**Job**
Look for the word "ylabel" in the entries below, then copy every line that has it.
┌─ Given data
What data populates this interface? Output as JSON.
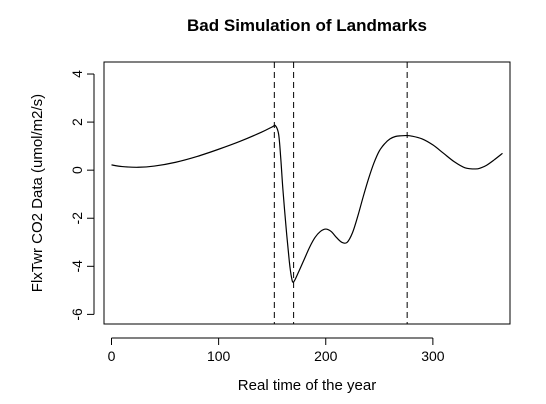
{
  "chart_data": {
    "type": "line",
    "title": "Bad Simulation of Landmarks",
    "xlabel": "Real time of the year",
    "ylabel": "FlxTwr CO2 Data (umol/m2/s)",
    "xlim": [
      -7,
      372
    ],
    "ylim": [
      -6.4,
      4.5
    ],
    "x_ticks": [
      0,
      100,
      200,
      300
    ],
    "y_ticks": [
      -6,
      -4,
      -2,
      0,
      2,
      4
    ],
    "grid": false,
    "vertical_lines": [
      152,
      170,
      276
    ],
    "series": [
      {
        "x": [
          0,
          10,
          25,
          40,
          60,
          80,
          100,
          120,
          140,
          150,
          153,
          156,
          158,
          160,
          163,
          166,
          168,
          170,
          175,
          180,
          185,
          190,
          195,
          200,
          205,
          210,
          215,
          220,
          225,
          230,
          235,
          240,
          245,
          250,
          255,
          260,
          265,
          270,
          275,
          280,
          290,
          300,
          310,
          320,
          330,
          340,
          345,
          350,
          357,
          365
        ],
        "y": [
          0.22,
          0.15,
          0.12,
          0.17,
          0.33,
          0.57,
          0.87,
          1.2,
          1.58,
          1.8,
          1.85,
          1.5,
          0.5,
          -0.8,
          -2.4,
          -3.8,
          -4.45,
          -4.65,
          -4.2,
          -3.7,
          -3.2,
          -2.8,
          -2.55,
          -2.45,
          -2.55,
          -2.8,
          -3.0,
          -3.0,
          -2.6,
          -1.9,
          -1.1,
          -0.35,
          0.3,
          0.8,
          1.1,
          1.3,
          1.4,
          1.43,
          1.44,
          1.42,
          1.3,
          1.05,
          0.7,
          0.35,
          0.1,
          0.05,
          0.1,
          0.2,
          0.42,
          0.7
        ]
      }
    ]
  }
}
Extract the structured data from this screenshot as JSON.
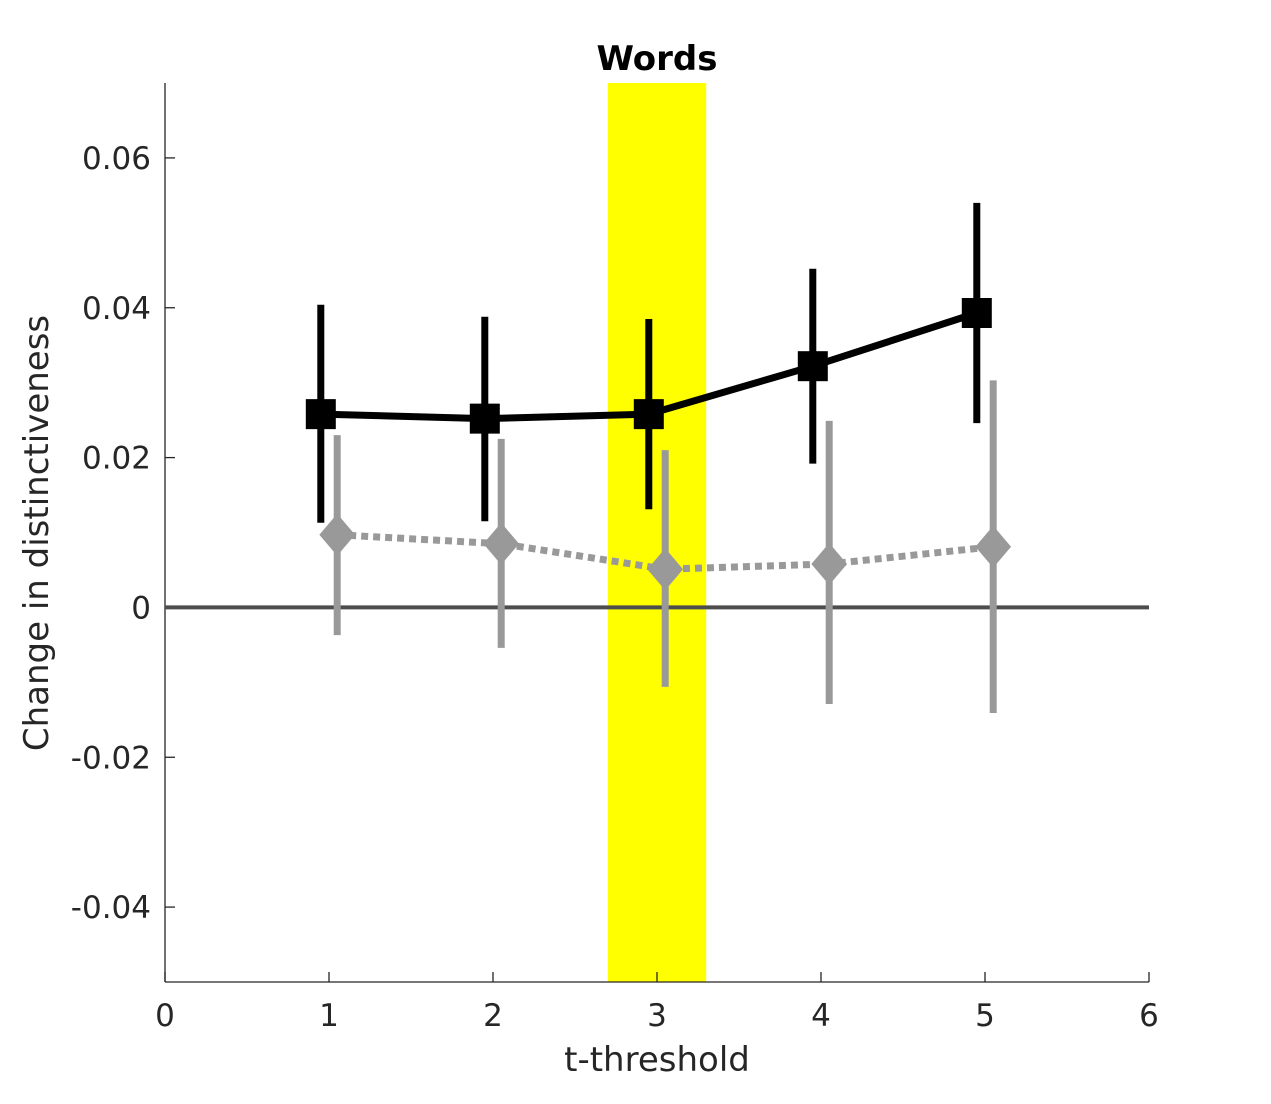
{
  "chart_data": {
    "type": "line",
    "title": "Words",
    "xlabel": "t-threshold",
    "ylabel": "Change in distinctiveness",
    "xlim": [
      0,
      6
    ],
    "ylim": [
      -0.05,
      0.07
    ],
    "xticks": [
      0,
      1,
      2,
      3,
      4,
      5,
      6
    ],
    "xtick_labels": [
      "0",
      "1",
      "2",
      "3",
      "4",
      "5",
      "6"
    ],
    "yticks": [
      -0.04,
      -0.02,
      0,
      0.02,
      0.04,
      0.06
    ],
    "ytick_labels": [
      "-0.04",
      "-0.02",
      "0",
      "0.02",
      "0.04",
      "0.06"
    ],
    "grid": false,
    "highlight_band": {
      "x_from": 2.7,
      "x_to": 3.3,
      "color": "#ffff00"
    },
    "reference_line": {
      "y": 0,
      "color": "#4d4d4d"
    },
    "series": [
      {
        "style": "solid",
        "marker": "square",
        "color": "#000000",
        "points": [
          {
            "x": 0.95,
            "y": 0.0258,
            "low": 0.0113,
            "high": 0.0404
          },
          {
            "x": 1.95,
            "y": 0.0252,
            "low": 0.0115,
            "high": 0.0388
          },
          {
            "x": 2.95,
            "y": 0.0258,
            "low": 0.0131,
            "high": 0.0385
          },
          {
            "x": 3.95,
            "y": 0.0322,
            "low": 0.0192,
            "high": 0.0452
          },
          {
            "x": 4.95,
            "y": 0.0393,
            "low": 0.0246,
            "high": 0.054
          }
        ]
      },
      {
        "style": "dotted",
        "marker": "diamond",
        "color": "#999999",
        "points": [
          {
            "x": 1.05,
            "y": 0.0097,
            "low": -0.0037,
            "high": 0.023
          },
          {
            "x": 2.05,
            "y": 0.0085,
            "low": -0.0054,
            "high": 0.0225
          },
          {
            "x": 3.05,
            "y": 0.0051,
            "low": -0.0106,
            "high": 0.021
          },
          {
            "x": 4.05,
            "y": 0.0058,
            "low": -0.0129,
            "high": 0.0249
          },
          {
            "x": 5.05,
            "y": 0.0081,
            "low": -0.0141,
            "high": 0.0303
          }
        ]
      }
    ]
  }
}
└─
**Right answer**
    "ylabel": "FlxTwr CO2 Data (umol/m2/s)",
    "ylabel": "Change in distinctiveness",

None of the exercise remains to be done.